Exercise requirements =
a – Please answer these about the text on cost-sharing reduction payments:
(i) In what year did a judge side with the House?
(ii) What would one of the two orders Trump referenced allow people in the individual market to do?
(iii) What did Minnesota submit to set up its new reinsurance program?
b – Carry on the text on cost-sharing reduction payments from its last sentence.

Text block =
Cost-sharing reduction payments
The Trump administration has also continued to toy with the critical so-called cost-sharing reduction (CSR) payments, which help offset costs to insurers that offer plans with low out-of-pocket costs to poorer Americans.
The Trump administration has been doling out the payments on a month-to-month basis without providing a long-term plan. If Trump were to end the payments, insurers have said they would be forced to significantly increase their costs, though the degree to which this would destabilize the individual marketplace is a source of debate.
The payments are also the subject of a lawsuit between the House of Representatives and the executive branch. The Republican-controlled House sued the Obama administration, arguing that the CSRs bring funded by the executive branch was illegal.
A judge sided with the House in 2016, and the Obama administration appealed the ruling. Trump could drop the appeal or decide to end payments due to the lawsuit (though some states could step in to defend the case), adding another layer of uncertainty for insurers.
The combined concern over the future of CSR payments has already been cited by insurers as a reason for increased 2018 exchange premiums.
In the wake of the failed push on the Graham-Cassidy healthcare legislation in the Senate, Trump floated ideas for two new executive orders designed to go around Congress and allow him to act unilaterally.
One of the two orders Trump referenced would allow people in the individual market to group together and purchase group insurance. As BuzzFeed’s Paul McLeod laid out Friday, that process could cherry-pick healthy people out of the exchange market into these association plans, leaving a sicker pool of people on the exchanges.
Much like the impact of the open enrollment tweaks, more sick people would lead to higher costs and larger premium increases.
The administration has also made moves to try to prevent some states from attempting to stabilise the health law.
In Minnesota, the Republican-controlled legislature and Democratic governor both agreed to institute a new reinsurance program to help shore up their Obamacare markets. To do so, the state submitted a 1332 waiver, a request that if approved allows states to modify their exchanges to help reduce costs as long as it remains inside the law’s rules.

Information =
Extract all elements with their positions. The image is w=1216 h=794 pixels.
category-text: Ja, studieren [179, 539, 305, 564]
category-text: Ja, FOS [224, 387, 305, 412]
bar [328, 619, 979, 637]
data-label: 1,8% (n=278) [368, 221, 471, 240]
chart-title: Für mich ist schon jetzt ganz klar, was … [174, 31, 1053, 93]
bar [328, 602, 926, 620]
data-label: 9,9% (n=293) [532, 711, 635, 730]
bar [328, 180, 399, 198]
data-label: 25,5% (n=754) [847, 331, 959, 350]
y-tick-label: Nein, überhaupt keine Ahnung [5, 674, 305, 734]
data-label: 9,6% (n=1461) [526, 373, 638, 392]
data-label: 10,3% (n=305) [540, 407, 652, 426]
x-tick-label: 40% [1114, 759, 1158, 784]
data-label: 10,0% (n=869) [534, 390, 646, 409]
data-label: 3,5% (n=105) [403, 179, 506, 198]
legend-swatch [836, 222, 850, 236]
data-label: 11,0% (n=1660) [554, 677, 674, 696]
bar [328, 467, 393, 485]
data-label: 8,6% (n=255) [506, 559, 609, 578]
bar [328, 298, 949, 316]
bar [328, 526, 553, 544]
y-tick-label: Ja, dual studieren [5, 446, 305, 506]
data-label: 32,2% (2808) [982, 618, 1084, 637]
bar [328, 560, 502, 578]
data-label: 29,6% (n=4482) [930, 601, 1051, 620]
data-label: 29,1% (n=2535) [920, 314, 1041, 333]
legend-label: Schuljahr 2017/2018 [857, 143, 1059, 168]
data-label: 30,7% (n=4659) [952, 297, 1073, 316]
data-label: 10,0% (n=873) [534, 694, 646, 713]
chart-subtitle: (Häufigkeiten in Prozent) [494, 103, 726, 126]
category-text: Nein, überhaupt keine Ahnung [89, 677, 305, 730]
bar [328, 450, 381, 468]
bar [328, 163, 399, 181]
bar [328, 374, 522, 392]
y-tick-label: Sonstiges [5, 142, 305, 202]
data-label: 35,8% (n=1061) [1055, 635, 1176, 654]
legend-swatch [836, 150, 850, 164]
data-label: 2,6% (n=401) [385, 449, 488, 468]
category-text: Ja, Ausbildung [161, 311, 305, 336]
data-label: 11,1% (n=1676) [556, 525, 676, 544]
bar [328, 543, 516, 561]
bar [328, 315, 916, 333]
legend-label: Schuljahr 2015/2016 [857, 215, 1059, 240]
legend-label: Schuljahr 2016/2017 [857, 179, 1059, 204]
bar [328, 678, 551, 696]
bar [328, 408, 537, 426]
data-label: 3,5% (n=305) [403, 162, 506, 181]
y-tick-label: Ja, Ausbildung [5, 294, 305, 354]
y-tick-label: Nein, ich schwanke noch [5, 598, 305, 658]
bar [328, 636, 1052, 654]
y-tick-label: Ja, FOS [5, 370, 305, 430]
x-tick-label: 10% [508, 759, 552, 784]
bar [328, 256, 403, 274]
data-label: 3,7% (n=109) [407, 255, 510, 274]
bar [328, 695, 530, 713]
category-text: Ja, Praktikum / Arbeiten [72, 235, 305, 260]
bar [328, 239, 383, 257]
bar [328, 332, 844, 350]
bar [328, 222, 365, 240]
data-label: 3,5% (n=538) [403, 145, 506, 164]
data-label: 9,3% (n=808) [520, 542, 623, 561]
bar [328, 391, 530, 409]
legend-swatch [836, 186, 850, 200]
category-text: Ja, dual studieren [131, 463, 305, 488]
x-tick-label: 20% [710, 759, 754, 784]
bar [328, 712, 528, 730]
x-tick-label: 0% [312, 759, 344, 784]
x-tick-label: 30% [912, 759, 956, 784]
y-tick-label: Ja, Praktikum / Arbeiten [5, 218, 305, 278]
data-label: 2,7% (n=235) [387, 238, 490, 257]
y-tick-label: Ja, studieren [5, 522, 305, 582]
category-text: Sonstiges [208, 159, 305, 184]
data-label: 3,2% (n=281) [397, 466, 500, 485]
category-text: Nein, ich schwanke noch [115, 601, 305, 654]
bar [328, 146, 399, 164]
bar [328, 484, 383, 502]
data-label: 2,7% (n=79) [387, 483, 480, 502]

Activity answers =
a –
(i) 2016
(ii) Group together and purchase group insurance.
(iii) A 1332 waiver.

b –
It was stymied by the Department of Health and Human Services and the Trump administration, Dayton charged in a heated letter late last month.
“Unfortunately, Minnesota’s experience with its 1332 Waiver application has been the opposite; it has been nightmarish,” Dayton wrote in the letter on September 20. “Despite repeated verbal assurances that our waiver application would be approved in August, and even though the deadline for 2018 rate-setting is fast approaching, we have still not received the formal approval upon which our entire state reinsurance program, at the insistence of CMS, depends.”
Oklahoma went as far as to pull their waiver request due to what they said was interference from the administration. A letter from Oklahoma Secretary of Health and Human Services Terry Cline cited a “federal department promise” that the waiver was going to be approved on September 25 — but ultimately was not.
“While we appreciate the work of your staff, the lack of timely waiver approval will prevent thousands of Oklahomans from realising the benefits of significantly lower insurance premiums in 2018,” wrote Terry Cline, the Oklahoma health secretary.
And a similar issue popped up in Iowa, where the Republican-led government’s waiver request was denied, according to The Washington Post, even though it contained many reforms the GOP favoured in its legislative push. The Post reported that Trump himself told HHS to deny the waiver.